Stored records
──────────

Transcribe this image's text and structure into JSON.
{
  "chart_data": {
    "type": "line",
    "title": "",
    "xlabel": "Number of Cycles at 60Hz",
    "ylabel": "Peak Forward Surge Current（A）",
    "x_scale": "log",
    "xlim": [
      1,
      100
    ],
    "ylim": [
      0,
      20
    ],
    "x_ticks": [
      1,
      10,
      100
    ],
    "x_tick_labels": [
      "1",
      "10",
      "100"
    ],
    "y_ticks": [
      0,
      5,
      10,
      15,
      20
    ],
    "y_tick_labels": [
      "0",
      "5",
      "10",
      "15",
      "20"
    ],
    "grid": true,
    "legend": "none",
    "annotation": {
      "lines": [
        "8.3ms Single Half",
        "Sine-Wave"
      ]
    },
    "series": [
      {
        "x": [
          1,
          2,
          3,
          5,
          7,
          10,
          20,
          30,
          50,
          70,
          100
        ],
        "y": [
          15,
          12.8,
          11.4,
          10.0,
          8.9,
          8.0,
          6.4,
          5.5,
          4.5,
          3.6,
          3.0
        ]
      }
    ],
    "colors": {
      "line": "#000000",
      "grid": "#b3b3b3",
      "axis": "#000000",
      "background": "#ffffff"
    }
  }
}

──────────

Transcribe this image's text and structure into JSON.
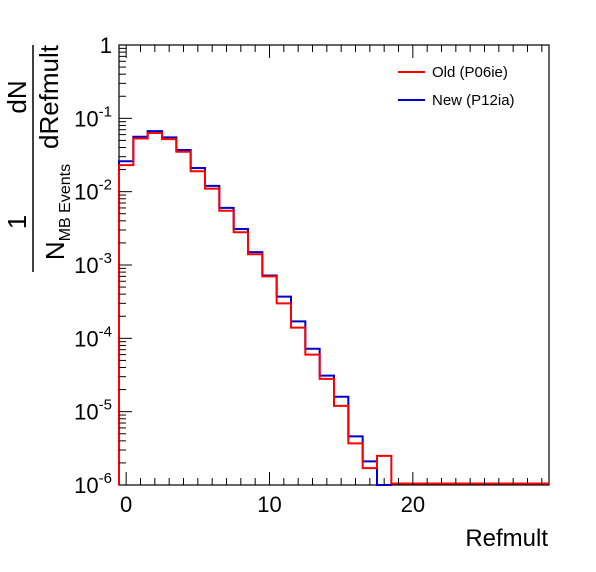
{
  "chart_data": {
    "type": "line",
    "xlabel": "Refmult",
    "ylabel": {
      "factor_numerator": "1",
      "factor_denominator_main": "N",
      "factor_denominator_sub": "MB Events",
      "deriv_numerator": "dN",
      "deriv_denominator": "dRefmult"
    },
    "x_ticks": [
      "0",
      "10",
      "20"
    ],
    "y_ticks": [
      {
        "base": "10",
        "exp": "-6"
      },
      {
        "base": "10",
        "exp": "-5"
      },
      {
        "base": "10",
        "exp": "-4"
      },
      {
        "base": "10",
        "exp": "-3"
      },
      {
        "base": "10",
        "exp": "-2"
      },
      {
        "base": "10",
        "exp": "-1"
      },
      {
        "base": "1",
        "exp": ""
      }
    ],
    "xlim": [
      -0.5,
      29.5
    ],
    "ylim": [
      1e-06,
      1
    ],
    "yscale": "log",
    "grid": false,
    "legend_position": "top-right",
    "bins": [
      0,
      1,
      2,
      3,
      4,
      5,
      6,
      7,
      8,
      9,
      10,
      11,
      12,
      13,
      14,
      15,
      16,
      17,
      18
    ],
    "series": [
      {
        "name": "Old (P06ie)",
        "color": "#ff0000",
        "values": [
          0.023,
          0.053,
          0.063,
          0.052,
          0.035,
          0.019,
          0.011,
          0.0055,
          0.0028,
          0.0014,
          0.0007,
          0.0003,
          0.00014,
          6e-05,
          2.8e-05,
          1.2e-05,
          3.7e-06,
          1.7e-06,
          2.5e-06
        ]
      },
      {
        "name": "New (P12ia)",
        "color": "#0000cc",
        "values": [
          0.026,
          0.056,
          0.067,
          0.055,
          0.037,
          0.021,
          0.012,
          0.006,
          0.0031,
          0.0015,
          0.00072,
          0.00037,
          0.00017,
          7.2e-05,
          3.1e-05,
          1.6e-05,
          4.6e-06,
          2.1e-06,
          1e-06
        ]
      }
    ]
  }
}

──────────

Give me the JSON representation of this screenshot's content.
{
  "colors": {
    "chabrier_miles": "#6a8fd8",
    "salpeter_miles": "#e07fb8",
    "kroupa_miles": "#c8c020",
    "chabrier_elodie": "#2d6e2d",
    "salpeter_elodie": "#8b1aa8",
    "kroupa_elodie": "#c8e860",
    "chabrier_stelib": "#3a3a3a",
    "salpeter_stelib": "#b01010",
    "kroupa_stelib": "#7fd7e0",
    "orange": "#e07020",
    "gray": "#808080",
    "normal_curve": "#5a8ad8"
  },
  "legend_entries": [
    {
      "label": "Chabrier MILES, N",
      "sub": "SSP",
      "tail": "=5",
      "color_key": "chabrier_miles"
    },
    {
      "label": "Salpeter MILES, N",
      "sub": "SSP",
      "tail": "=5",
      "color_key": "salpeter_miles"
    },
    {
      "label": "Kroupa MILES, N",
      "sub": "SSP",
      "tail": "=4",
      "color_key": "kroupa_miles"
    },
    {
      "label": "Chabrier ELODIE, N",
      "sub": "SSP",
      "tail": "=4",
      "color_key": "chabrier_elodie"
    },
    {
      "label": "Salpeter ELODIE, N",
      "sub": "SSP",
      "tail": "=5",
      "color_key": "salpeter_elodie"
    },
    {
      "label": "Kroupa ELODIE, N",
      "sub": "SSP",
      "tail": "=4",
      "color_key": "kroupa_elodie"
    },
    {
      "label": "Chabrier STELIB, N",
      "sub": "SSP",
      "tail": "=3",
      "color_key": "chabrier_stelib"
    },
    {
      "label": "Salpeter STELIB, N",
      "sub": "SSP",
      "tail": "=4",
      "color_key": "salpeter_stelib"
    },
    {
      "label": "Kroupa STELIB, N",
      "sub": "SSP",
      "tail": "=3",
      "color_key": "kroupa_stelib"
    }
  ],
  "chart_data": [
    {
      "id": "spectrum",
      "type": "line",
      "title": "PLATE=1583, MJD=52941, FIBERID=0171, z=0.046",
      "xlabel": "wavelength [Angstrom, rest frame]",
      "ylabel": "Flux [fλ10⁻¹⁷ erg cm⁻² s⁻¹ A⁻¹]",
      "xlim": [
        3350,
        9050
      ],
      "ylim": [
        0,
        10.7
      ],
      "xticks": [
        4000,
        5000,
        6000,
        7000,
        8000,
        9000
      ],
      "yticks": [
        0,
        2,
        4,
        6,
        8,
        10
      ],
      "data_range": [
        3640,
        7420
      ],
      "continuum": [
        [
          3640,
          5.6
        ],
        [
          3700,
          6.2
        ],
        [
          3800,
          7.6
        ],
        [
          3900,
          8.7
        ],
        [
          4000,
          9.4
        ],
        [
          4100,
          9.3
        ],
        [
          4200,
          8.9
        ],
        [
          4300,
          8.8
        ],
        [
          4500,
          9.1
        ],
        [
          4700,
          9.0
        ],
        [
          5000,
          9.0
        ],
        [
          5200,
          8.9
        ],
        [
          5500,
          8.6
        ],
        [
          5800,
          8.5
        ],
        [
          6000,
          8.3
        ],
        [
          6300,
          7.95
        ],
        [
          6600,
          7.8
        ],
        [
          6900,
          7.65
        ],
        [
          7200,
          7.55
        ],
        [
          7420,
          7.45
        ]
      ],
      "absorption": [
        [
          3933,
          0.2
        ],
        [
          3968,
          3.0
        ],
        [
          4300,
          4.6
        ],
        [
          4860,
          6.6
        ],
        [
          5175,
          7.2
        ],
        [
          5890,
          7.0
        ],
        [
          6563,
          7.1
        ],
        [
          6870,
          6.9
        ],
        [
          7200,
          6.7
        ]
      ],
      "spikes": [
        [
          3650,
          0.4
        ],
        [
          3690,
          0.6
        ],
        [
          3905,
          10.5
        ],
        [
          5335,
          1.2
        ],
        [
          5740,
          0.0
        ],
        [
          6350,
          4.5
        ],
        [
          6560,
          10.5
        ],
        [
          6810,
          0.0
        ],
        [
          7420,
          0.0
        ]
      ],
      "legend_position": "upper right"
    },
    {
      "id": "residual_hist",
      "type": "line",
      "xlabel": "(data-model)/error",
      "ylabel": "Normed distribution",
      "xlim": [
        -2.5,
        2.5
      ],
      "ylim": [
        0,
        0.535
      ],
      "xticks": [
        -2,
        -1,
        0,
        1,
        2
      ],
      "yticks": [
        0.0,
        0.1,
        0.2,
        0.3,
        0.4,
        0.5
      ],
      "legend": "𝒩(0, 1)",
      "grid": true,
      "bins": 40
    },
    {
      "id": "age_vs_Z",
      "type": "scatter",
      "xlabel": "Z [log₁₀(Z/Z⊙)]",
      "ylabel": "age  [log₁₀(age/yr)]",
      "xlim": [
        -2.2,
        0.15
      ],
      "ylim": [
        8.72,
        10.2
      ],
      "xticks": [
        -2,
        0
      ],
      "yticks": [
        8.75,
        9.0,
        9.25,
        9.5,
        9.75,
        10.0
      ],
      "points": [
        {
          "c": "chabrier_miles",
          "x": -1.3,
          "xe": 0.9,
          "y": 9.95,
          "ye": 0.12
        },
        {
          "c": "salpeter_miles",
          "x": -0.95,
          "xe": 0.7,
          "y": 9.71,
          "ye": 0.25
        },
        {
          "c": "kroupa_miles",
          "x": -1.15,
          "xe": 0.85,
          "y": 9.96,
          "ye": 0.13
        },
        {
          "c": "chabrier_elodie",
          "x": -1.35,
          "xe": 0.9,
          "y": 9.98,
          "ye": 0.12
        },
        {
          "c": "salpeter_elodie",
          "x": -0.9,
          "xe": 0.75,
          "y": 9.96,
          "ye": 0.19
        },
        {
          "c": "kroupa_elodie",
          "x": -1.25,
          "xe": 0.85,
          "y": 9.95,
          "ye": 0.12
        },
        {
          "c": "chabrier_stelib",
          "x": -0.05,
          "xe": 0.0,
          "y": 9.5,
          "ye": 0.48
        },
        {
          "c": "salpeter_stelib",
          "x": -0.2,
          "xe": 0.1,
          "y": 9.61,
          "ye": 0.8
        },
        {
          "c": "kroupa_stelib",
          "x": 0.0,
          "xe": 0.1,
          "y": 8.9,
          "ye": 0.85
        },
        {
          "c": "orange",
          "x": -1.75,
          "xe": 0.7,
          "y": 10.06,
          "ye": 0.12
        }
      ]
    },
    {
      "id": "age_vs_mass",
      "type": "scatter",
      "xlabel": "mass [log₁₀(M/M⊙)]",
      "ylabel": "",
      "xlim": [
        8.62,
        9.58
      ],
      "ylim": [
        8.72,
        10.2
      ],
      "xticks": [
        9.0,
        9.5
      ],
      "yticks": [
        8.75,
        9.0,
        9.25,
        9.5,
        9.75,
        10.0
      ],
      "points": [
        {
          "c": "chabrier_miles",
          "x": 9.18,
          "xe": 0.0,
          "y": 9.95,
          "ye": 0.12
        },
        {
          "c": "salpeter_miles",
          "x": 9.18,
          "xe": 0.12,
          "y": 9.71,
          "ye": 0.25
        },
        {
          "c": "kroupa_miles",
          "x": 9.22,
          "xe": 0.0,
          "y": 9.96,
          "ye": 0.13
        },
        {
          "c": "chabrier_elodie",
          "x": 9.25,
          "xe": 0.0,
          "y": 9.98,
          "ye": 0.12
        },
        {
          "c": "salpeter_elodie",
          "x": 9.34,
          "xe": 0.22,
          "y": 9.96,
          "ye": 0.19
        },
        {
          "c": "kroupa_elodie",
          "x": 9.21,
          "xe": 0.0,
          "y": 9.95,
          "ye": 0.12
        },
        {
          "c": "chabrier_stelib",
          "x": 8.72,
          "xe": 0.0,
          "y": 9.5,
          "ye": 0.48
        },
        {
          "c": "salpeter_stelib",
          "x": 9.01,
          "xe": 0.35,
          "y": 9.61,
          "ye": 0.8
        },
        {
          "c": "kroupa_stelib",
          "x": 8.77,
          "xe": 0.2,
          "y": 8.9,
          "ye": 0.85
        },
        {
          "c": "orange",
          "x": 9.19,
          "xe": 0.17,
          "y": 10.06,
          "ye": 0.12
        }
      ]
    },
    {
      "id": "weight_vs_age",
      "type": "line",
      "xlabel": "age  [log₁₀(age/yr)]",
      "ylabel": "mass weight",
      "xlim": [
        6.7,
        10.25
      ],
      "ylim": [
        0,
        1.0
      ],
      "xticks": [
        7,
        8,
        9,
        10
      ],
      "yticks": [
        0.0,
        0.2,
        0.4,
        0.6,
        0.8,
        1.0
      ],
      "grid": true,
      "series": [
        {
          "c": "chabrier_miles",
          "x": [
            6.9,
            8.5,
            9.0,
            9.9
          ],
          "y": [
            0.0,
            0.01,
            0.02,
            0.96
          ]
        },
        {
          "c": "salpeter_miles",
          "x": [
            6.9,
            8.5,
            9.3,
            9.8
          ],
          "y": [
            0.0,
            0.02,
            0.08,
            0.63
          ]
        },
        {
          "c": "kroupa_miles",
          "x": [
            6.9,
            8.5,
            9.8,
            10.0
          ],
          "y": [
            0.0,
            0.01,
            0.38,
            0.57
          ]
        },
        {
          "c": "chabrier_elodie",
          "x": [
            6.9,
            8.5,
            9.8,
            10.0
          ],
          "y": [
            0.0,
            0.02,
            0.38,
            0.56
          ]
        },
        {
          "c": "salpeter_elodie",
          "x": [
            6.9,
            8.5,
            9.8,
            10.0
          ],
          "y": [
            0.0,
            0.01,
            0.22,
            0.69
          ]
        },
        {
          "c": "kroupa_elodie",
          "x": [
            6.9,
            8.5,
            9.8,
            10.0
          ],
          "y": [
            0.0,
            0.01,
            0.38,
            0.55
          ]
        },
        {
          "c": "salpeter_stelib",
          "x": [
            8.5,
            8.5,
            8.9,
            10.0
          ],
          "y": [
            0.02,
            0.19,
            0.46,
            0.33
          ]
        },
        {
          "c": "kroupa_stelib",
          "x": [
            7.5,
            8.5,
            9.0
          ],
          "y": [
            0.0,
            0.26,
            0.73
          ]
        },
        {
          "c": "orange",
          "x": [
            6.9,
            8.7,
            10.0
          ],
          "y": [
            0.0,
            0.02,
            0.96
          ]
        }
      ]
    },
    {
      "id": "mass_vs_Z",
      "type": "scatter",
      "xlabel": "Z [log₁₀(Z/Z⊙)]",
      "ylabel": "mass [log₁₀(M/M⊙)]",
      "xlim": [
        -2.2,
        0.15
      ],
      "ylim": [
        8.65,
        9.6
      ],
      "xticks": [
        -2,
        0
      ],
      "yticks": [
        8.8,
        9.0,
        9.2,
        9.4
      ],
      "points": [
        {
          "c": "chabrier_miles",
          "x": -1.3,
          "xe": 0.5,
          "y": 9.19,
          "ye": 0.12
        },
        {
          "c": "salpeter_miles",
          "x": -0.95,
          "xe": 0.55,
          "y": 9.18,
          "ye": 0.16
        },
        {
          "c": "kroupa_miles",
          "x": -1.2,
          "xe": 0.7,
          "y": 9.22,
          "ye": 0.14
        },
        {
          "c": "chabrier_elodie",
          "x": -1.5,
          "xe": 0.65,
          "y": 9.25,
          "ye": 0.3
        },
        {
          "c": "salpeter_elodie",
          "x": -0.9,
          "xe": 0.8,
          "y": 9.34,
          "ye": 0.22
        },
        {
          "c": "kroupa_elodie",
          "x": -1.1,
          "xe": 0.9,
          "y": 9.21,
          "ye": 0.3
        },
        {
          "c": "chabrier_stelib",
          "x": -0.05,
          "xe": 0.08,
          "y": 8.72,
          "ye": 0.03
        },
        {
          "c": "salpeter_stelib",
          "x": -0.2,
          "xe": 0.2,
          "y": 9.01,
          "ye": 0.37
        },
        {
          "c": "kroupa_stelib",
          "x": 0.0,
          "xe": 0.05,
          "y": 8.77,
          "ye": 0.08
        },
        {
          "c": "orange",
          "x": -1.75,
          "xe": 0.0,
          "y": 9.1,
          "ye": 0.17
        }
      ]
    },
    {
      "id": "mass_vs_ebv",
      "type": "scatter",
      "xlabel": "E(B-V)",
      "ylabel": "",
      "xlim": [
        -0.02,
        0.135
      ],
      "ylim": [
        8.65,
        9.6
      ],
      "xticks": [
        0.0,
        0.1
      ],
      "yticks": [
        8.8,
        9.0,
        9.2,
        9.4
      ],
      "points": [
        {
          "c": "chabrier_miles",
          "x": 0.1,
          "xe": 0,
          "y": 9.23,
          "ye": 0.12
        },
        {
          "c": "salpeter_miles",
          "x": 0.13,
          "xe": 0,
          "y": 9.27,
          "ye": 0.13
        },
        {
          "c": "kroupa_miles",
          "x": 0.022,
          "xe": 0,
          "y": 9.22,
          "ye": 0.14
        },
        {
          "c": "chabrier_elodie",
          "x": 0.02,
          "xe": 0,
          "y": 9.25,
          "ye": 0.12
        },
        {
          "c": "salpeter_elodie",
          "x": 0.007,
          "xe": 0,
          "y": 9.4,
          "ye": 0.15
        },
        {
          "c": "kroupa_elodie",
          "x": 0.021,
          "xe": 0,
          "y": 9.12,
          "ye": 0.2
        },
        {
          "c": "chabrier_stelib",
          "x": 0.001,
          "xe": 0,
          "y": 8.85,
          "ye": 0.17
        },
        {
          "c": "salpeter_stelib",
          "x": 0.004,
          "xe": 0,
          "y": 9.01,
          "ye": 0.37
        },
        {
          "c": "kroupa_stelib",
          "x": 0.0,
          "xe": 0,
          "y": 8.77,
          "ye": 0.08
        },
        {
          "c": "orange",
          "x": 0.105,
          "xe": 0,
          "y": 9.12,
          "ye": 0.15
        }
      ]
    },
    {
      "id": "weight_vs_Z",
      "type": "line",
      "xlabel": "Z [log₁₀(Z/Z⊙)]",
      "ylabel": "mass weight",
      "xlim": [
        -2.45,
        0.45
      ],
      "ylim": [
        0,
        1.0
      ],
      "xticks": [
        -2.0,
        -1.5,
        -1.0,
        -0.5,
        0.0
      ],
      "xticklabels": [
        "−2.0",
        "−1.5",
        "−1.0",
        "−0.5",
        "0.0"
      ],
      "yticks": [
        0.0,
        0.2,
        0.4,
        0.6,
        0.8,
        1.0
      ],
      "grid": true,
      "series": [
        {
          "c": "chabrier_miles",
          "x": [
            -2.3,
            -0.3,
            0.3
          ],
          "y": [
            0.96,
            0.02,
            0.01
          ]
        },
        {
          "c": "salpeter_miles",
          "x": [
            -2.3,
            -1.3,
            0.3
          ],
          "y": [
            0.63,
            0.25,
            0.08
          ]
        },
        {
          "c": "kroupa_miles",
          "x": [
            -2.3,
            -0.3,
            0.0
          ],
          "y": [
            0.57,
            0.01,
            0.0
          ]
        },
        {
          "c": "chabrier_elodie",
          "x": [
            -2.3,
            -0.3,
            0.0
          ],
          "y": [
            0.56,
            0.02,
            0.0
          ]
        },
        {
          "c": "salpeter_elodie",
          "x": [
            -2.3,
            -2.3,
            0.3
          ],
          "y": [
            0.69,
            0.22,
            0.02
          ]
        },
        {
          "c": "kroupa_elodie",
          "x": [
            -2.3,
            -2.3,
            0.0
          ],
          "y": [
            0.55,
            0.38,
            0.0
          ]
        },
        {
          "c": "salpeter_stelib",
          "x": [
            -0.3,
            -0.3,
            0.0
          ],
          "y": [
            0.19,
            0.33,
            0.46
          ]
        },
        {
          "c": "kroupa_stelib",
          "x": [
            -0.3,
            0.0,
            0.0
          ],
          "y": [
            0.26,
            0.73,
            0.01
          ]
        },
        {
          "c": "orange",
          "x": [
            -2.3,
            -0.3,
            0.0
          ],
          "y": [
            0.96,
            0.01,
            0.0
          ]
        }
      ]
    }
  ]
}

──────────

Stated goal
Extract each line holding the word "ylabel" from the records.

Reply
    "ylabel": "Peak Forward Surge Current（A）",
    "ylabel": {
      "ylabel": "Flux [fλ10⁻¹⁷ erg cm⁻² s⁻¹ A⁻¹]",
      "ylabel": "Normed distribution",
      "ylabel": "age  [log₁₀(age/yr)]",
      "ylabel": "",
      "ylabel": "mass weight",
      "ylabel": "mass [log₁₀(M/M⊙)]",
      "ylabel": "",
      "ylabel": "mass weight",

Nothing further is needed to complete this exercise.